[Task requirements]
Every line of the material is to be repeated exactly as it stands.

## Begin

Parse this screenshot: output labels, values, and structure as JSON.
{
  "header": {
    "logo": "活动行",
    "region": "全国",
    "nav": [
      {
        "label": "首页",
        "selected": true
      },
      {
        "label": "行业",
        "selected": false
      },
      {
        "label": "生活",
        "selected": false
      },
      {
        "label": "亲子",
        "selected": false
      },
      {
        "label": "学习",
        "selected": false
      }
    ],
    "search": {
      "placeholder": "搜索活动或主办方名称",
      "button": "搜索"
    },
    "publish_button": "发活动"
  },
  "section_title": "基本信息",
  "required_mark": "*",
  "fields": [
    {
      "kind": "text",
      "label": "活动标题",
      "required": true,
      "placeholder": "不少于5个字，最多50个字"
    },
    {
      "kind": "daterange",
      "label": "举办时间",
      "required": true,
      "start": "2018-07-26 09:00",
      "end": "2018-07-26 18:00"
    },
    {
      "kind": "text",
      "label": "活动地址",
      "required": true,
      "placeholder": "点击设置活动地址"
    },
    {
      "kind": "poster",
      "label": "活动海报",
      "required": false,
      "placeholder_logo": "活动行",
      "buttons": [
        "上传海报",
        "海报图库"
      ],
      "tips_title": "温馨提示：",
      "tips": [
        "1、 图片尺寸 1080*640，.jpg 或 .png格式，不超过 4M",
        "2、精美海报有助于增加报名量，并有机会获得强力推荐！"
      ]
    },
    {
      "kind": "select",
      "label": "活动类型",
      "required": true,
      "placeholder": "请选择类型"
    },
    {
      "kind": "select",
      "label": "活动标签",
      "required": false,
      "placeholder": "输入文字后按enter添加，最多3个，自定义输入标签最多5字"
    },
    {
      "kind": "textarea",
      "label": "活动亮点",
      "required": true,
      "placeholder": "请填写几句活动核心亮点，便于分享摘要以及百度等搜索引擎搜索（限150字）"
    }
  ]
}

## End

[Answer for this exercise]
Parse this screenshot: output labels, values, and structure as JSON.
{
  "header": {
    "logo": "活动行",
    "region": "全国",
    "nav": [
      {
        "label": "首页",
        "selected": true
      },
      {
        "label": "行业",
        "selected": false
      },
      {
        "label": "生活",
        "selected": false
      },
      {
        "label": "亲子",
        "selected": false
      },
      {
        "label": "学习",
        "selected": false
      }
    ],
    "search": {
      "placeholder": "搜索活动或主办方名称",
      "button": "搜索"
    },
    "publish_button": "发活动"
  },
  "section_title": "基本信息",
  "required_mark": "*",
  "fields": [
    {
      "kind": "text",
      "label": "活动标题",
      "required": true,
      "placeholder": "不少于5个字，最多50个字"
    },
    {
      "kind": "daterange",
      "label": "举办时间",
      "required": true,
      "start": "2018-07-26 09:00",
      "end": "2018-07-26 18:00"
    },
    {
      "kind": "text",
      "label": "活动地址",
      "required": true,
      "placeholder": "点击设置活动地址"
    },
    {
      "kind": "poster",
      "label": "活动海报",
      "required": false,
      "placeholder_logo": "活动行",
      "buttons": [
        "上传海报",
        "海报图库"
      ],
      "tips_title": "温馨提示：",
      "tips": [
        "1、 图片尺寸 1080*640，.jpg 或 .png格式，不超过 4M",
        "2、精美海报有助于增加报名量，并有机会获得强力推荐！"
      ]
    },
    {
      "kind": "select",
      "label": "活动类型",
      "required": true,
      "placeholder": "请选择类型"
    },
    {
      "kind": "select",
      "label": "活动标签",
      "required": false,
      "placeholder": "输入文字后按enter添加，最多3个，自定义输入标签最多5字"
    },
    {
      "kind": "textarea",
      "label": "活动亮点",
      "required": true,
      "placeholder": "请填写几句活动核心亮点，便于分享摘要以及百度等搜索引擎搜索（限150字）"
    }
  ]
}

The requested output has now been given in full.